:: Required work ::
Print the entries below word for word; the pictures stay out of your copy.

* START Material for this task *

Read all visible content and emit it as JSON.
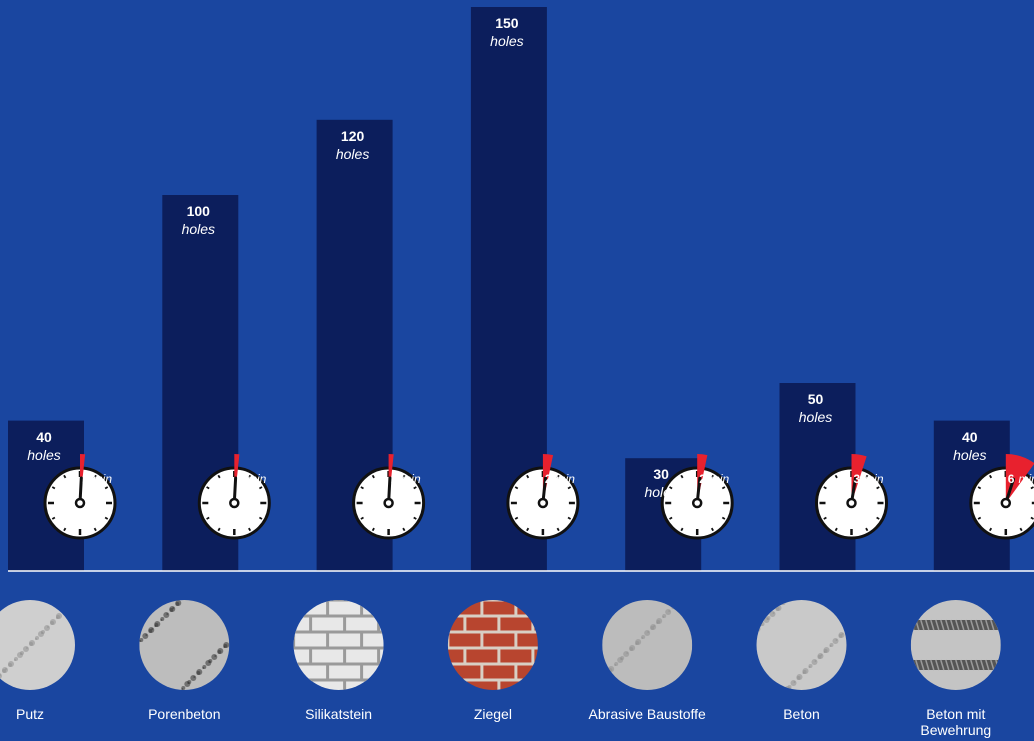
{
  "colors": {
    "background": "#1a46a0",
    "bar": "#0c1e5c",
    "baseline": "#ffffff",
    "timer_marker": "#e8212e",
    "text": "#ffffff"
  },
  "chart_data": {
    "type": "bar",
    "title": "",
    "xlabel": "",
    "ylabel": "",
    "ylim": [
      0,
      160
    ],
    "grid": false,
    "value_unit": "holes",
    "time_unit": "min",
    "categories": [
      "Putz",
      "Porenbeton",
      "Silikatstein",
      "Ziegel",
      "Abrasive Baustoffe",
      "Beton",
      "Beton mit Bewehrung"
    ],
    "category_label_lines": [
      [
        "Putz"
      ],
      [
        "Porenbeton"
      ],
      [
        "Silikatstein"
      ],
      [
        "Ziegel"
      ],
      [
        "Abrasive Baustoffe"
      ],
      [
        "Beton"
      ],
      [
        "Beton mit",
        "Bewehrung"
      ]
    ],
    "values": [
      40,
      100,
      120,
      150,
      30,
      50,
      40
    ],
    "times_min": [
      1,
      1,
      1,
      2,
      2,
      3,
      6
    ],
    "materials": [
      "plaster-texture",
      "aerated-concrete-texture",
      "sand-lime-brick-texture",
      "red-brick-texture",
      "abrasive-material-texture",
      "concrete-texture",
      "reinforced-concrete-texture"
    ]
  }
}
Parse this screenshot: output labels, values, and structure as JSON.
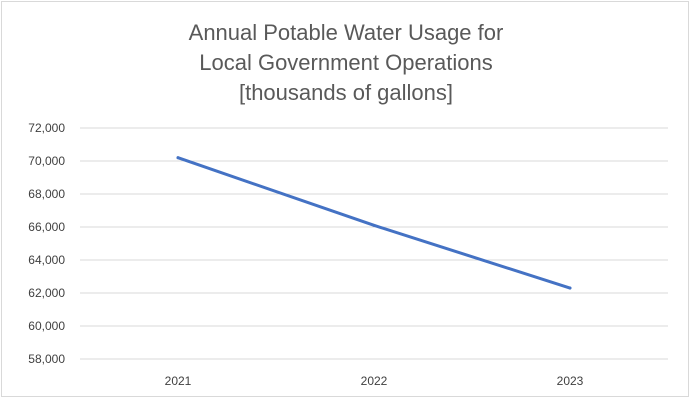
{
  "chart_data": {
    "type": "line",
    "title_lines": [
      "Annual Potable Water Usage for",
      "Local Government Operations",
      "[thousands of gallons]"
    ],
    "categories": [
      "2021",
      "2022",
      "2023"
    ],
    "series": [
      {
        "values": [
          70200,
          66100,
          62300
        ],
        "color": "#4472c4"
      }
    ],
    "y_ticks": [
      58000,
      60000,
      62000,
      64000,
      66000,
      68000,
      70000,
      72000
    ],
    "y_tick_labels": [
      "58,000",
      "60,000",
      "62,000",
      "64,000",
      "66,000",
      "68,000",
      "70,000",
      "72,000"
    ],
    "ylim": [
      58000,
      72000
    ],
    "grid": true,
    "legend": "none",
    "gridline_color": "#d9d9d9"
  }
}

* END Material for this task *

:: Correct output ::
Read all visible content and emit it as JSON.
{
  "colors": {
    "background": "#1a46a0",
    "bar": "#0c1e5c",
    "baseline": "#ffffff",
    "timer_marker": "#e8212e",
    "text": "#ffffff"
  },
  "chart_data": {
    "type": "bar",
    "title": "",
    "xlabel": "",
    "ylabel": "",
    "ylim": [
      0,
      160
    ],
    "grid": false,
    "value_unit": "holes",
    "time_unit": "min",
    "categories": [
      "Putz",
      "Porenbeton",
      "Silikatstein",
      "Ziegel",
      "Abrasive Baustoffe",
      "Beton",
      "Beton mit Bewehrung"
    ],
    "category_label_lines": [
      [
        "Putz"
      ],
      [
        "Porenbeton"
      ],
      [
        "Silikatstein"
      ],
      [
        "Ziegel"
      ],
      [
        "Abrasive Baustoffe"
      ],
      [
        "Beton"
      ],
      [
        "Beton mit",
        "Bewehrung"
      ]
    ],
    "values": [
      40,
      100,
      120,
      150,
      30,
      50,
      40
    ],
    "times_min": [
      1,
      1,
      1,
      2,
      2,
      3,
      6
    ],
    "materials": [
      "plaster-texture",
      "aerated-concrete-texture",
      "sand-lime-brick-texture",
      "red-brick-texture",
      "abrasive-material-texture",
      "concrete-texture",
      "reinforced-concrete-texture"
    ]
  }
}
Parse this screenshot: output labels, values, and structure as JSON.
{
  "chart_data": {
    "type": "line",
    "title_lines": [
      "Annual Potable Water Usage for",
      "Local Government Operations",
      "[thousands of gallons]"
    ],
    "categories": [
      "2021",
      "2022",
      "2023"
    ],
    "series": [
      {
        "values": [
          70200,
          66100,
          62300
        ],
        "color": "#4472c4"
      }
    ],
    "y_ticks": [
      58000,
      60000,
      62000,
      64000,
      66000,
      68000,
      70000,
      72000
    ],
    "y_tick_labels": [
      "58,000",
      "60,000",
      "62,000",
      "64,000",
      "66,000",
      "68,000",
      "70,000",
      "72,000"
    ],
    "ylim": [
      58000,
      72000
    ],
    "grid": true,
    "legend": "none",
    "gridline_color": "#d9d9d9"
  }
}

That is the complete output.